EXERCISE REQUIREMENTS: Identify all lines in the data containing the string "JSON". Copy them out.

RECORDS FOR THE TASK:
··········

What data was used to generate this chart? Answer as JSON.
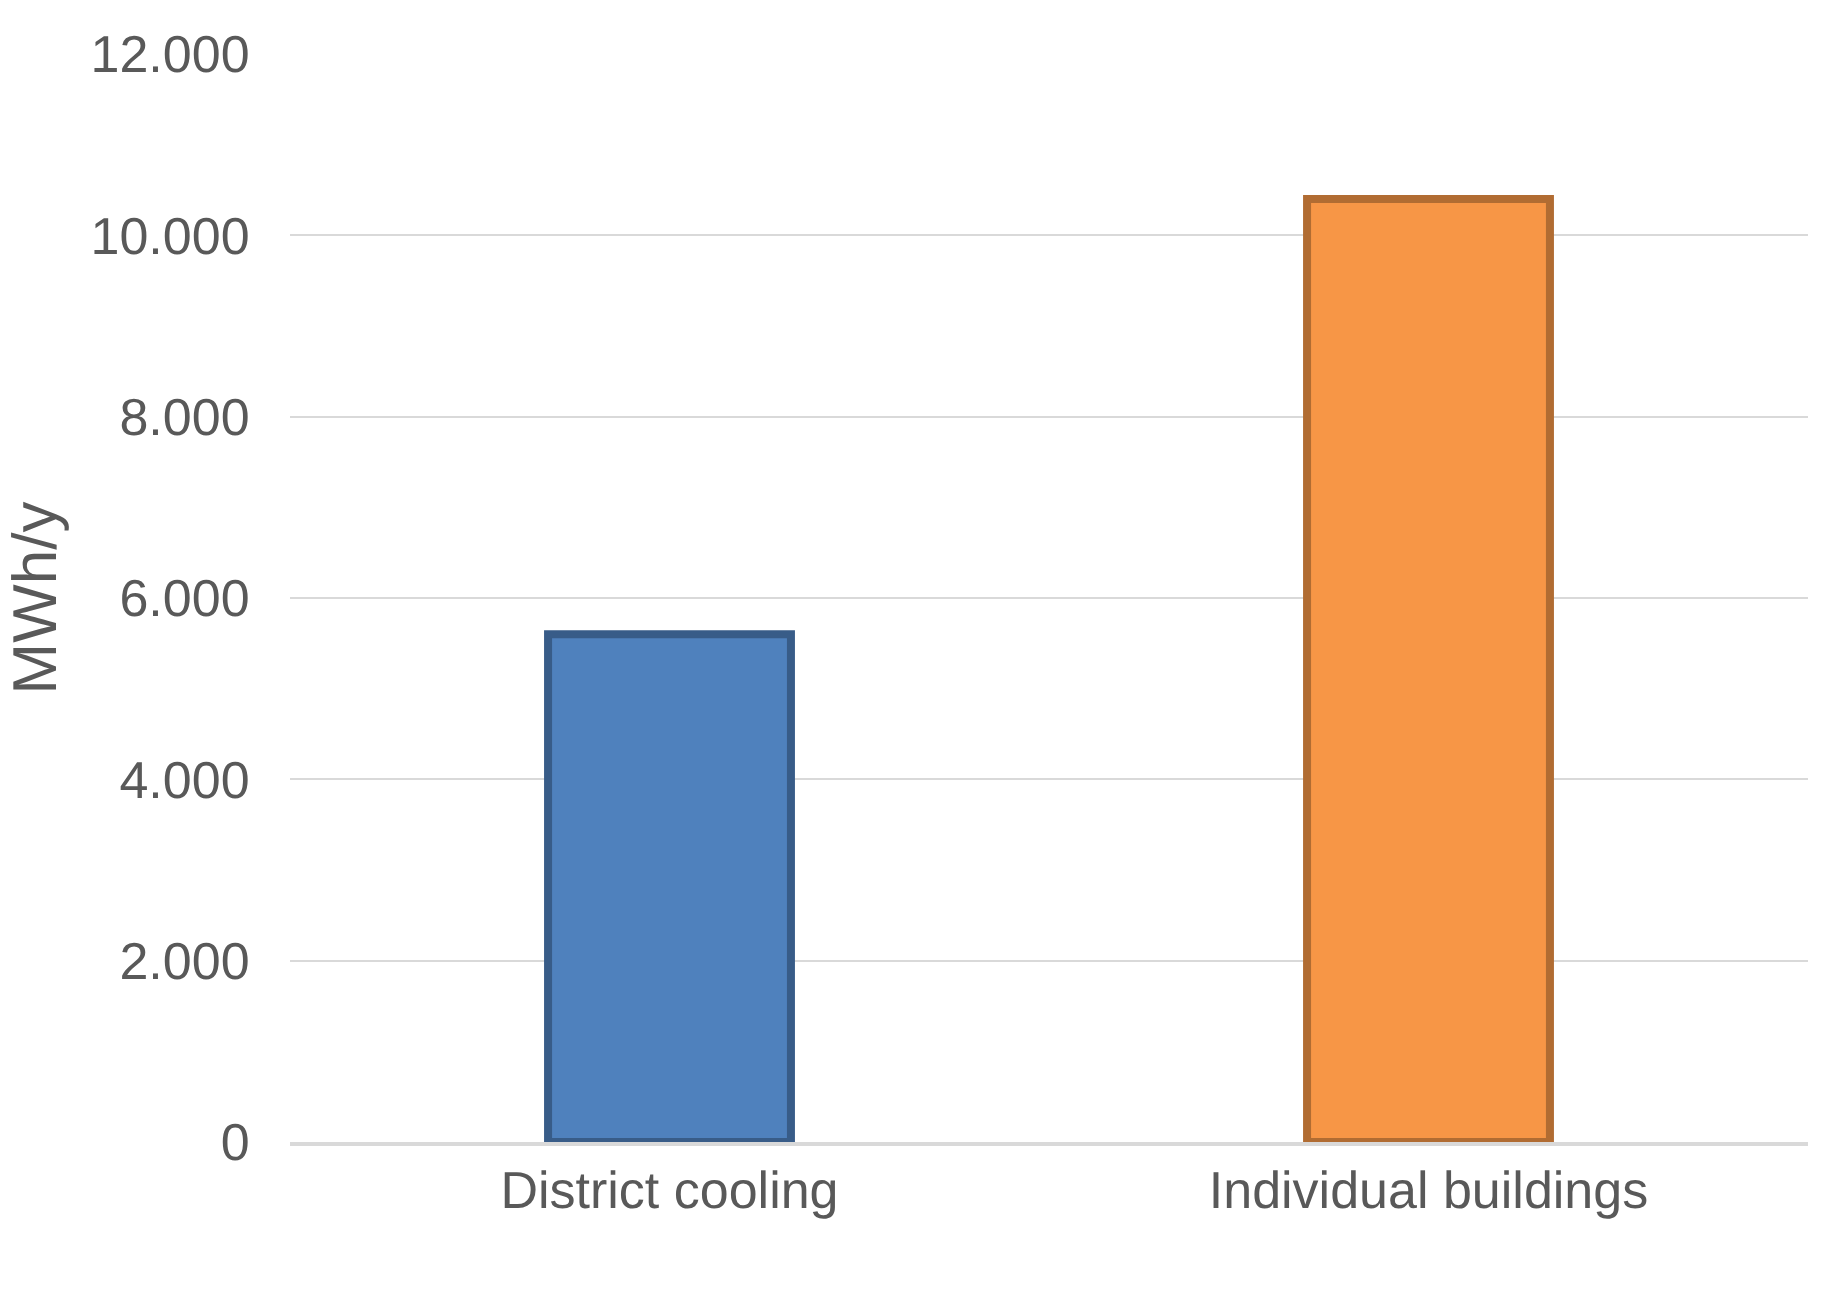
{
  "chart_data": {
    "type": "bar",
    "ylabel": "MWh/y",
    "categories": [
      "District cooling",
      "Individual buildings"
    ],
    "values": [
      5600,
      10400
    ],
    "colors": [
      "#4f81bd",
      "#f79646"
    ],
    "ylim": [
      0,
      12000
    ],
    "yticks": [
      0,
      {
        "value": 2000,
        "label": "2.000"
      },
      {
        "value": 4000,
        "label": "4.000"
      },
      {
        "value": 6000,
        "label": "6.000"
      },
      {
        "value": 8000,
        "label": "8.000"
      },
      {
        "value": 10000,
        "label": "10.000"
      },
      {
        "value": 12000,
        "label": "12.000"
      }
    ],
    "grid": "y"
  }
}
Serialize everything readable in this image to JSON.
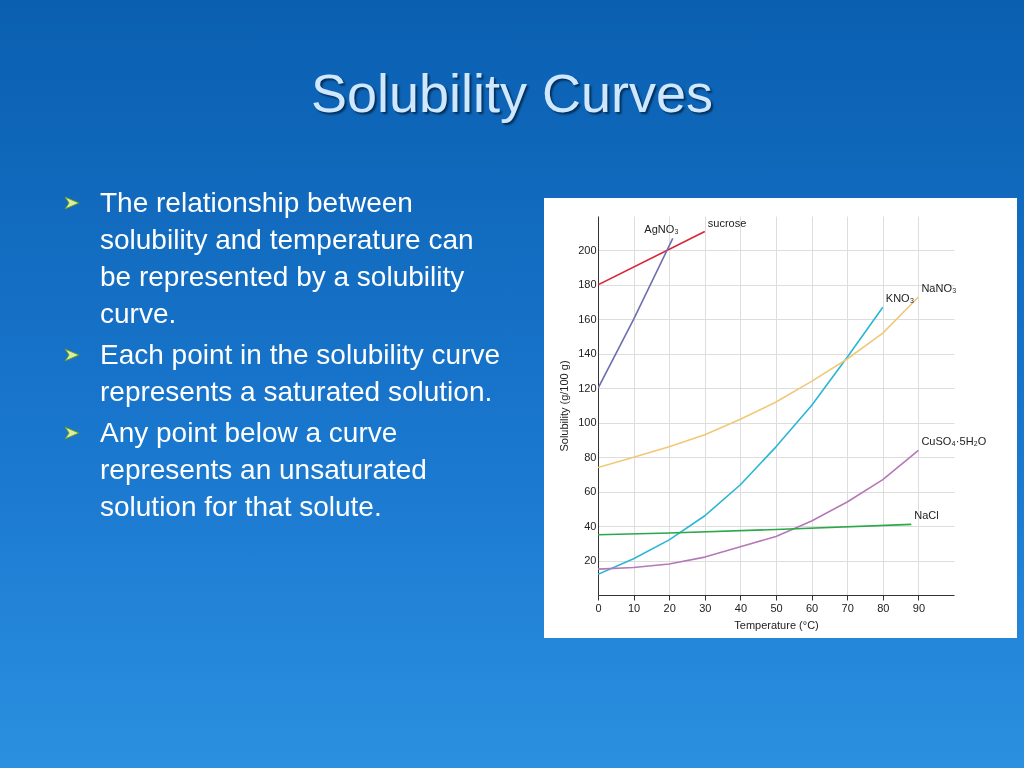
{
  "chart_data": {
    "type": "line",
    "title": "Solubility Curves",
    "annotations": [
      "The relationship between solubility and temperature can be represented by a solubility curve.",
      "Each point in the solubility curve represents a saturated solution.",
      "Any point below a curve represents an unsaturated solution for that solute."
    ],
    "xlabel": "Temperature (°C)",
    "ylabel": "Solubility (g/100 g)",
    "xlim": [
      0,
      100
    ],
    "xticks": [
      0,
      10,
      20,
      30,
      40,
      50,
      60,
      70,
      80,
      90
    ],
    "ylim": [
      0,
      220
    ],
    "yticks": [
      20,
      40,
      60,
      80,
      100,
      120,
      140,
      160,
      180,
      200
    ],
    "grid": true,
    "legend": false,
    "line_style": "solid",
    "marker": "none",
    "series": [
      {
        "name": "sucrose",
        "color": "#d9243a",
        "x": [
          0,
          30
        ],
        "values": [
          180,
          211
        ]
      },
      {
        "name": "AgNO₃",
        "color": "#6f6fb0",
        "x": [
          0,
          10,
          21
        ],
        "values": [
          120,
          160,
          207
        ]
      },
      {
        "name": "KNO₃",
        "color": "#2ab6d6",
        "x": [
          0,
          10,
          20,
          30,
          40,
          50,
          60,
          70,
          80
        ],
        "values": [
          12,
          21,
          32,
          46,
          64,
          86,
          110,
          138,
          167
        ]
      },
      {
        "name": "NaNO₃",
        "color": "#f0c878",
        "x": [
          0,
          10,
          20,
          30,
          40,
          50,
          60,
          70,
          80,
          90
        ],
        "values": [
          74,
          80,
          86,
          93,
          102,
          112,
          124,
          137,
          152,
          173
        ]
      },
      {
        "name": "CuSO₄·5H₂O",
        "color": "#b678b8",
        "x": [
          0,
          10,
          20,
          30,
          40,
          50,
          60,
          70,
          80,
          90
        ],
        "values": [
          15,
          16,
          18,
          22,
          28,
          34,
          43,
          54,
          67,
          84
        ]
      },
      {
        "name": "NaCl",
        "color": "#2aa84a",
        "x": [
          0,
          20,
          50,
          88
        ],
        "values": [
          35,
          36,
          38,
          41
        ]
      }
    ]
  }
}
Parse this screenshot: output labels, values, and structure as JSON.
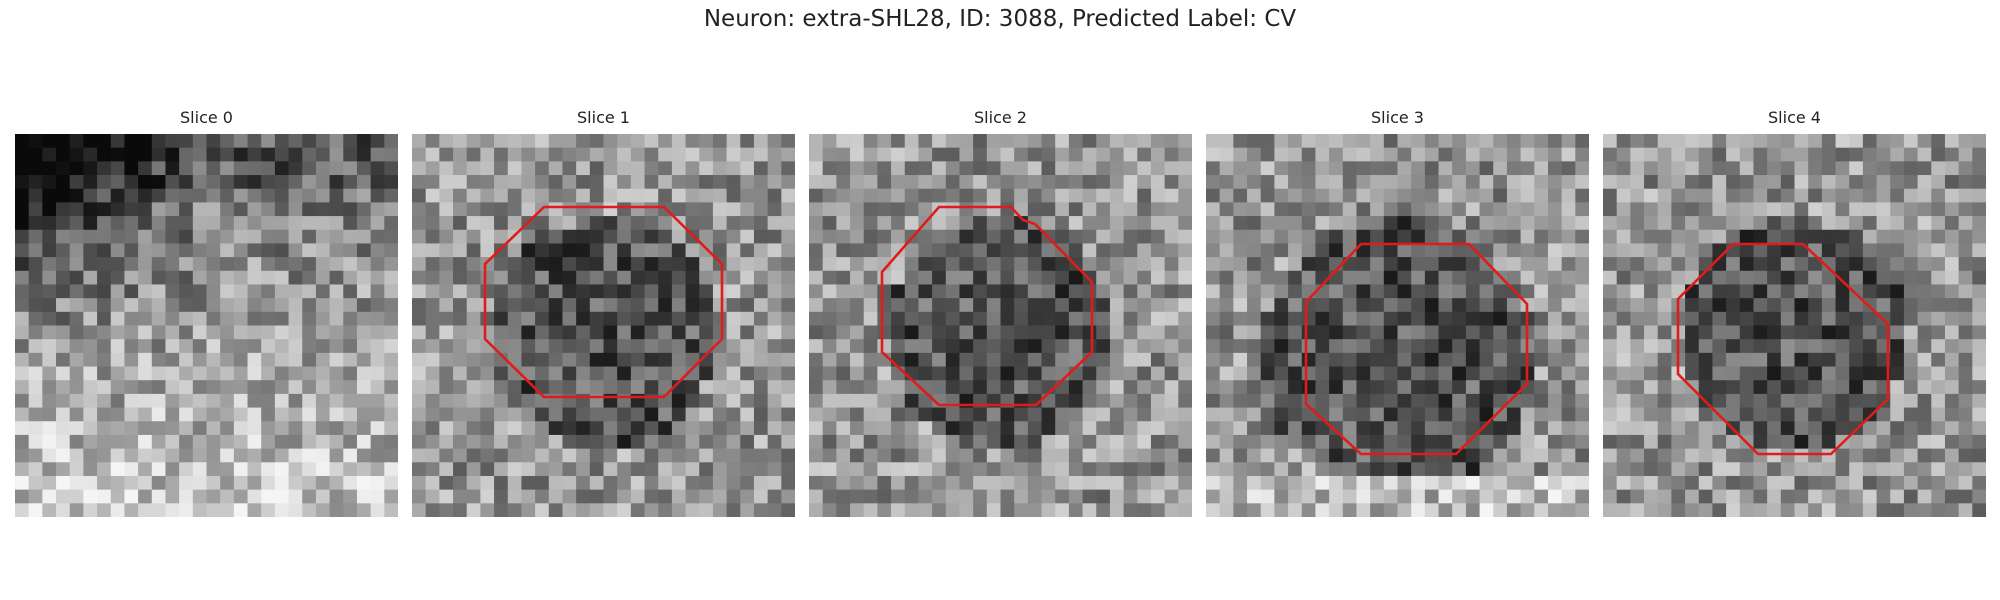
{
  "figure": {
    "title": "Neuron: extra-SHL28, ID: 3088, Predicted Label: CV",
    "outline_color": "#e01b1b"
  },
  "slices": [
    {
      "label": "Slice 0",
      "has_outline": false,
      "style": "bright-bottom-dark-topleft"
    },
    {
      "label": "Slice 1",
      "has_outline": true,
      "style": "dark-center"
    },
    {
      "label": "Slice 2",
      "has_outline": true,
      "style": "dark-center"
    },
    {
      "label": "Slice 3",
      "has_outline": true,
      "style": "dark-large-center"
    },
    {
      "label": "Slice 4",
      "has_outline": true,
      "style": "dark-center"
    }
  ]
}
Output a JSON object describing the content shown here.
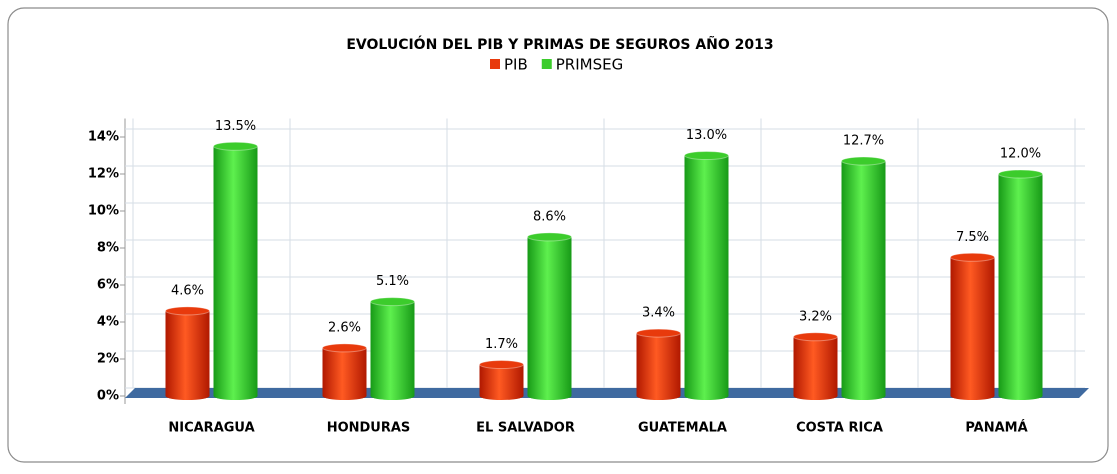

··········

CORRECT RESPONSE:
What data was used to generate this chart? Answer as JSON.
Serialize everything readable in this image to JSON.
Parse this screenshot: output labels, values, and structure as JSON.
Output a JSON object describing the content shown here.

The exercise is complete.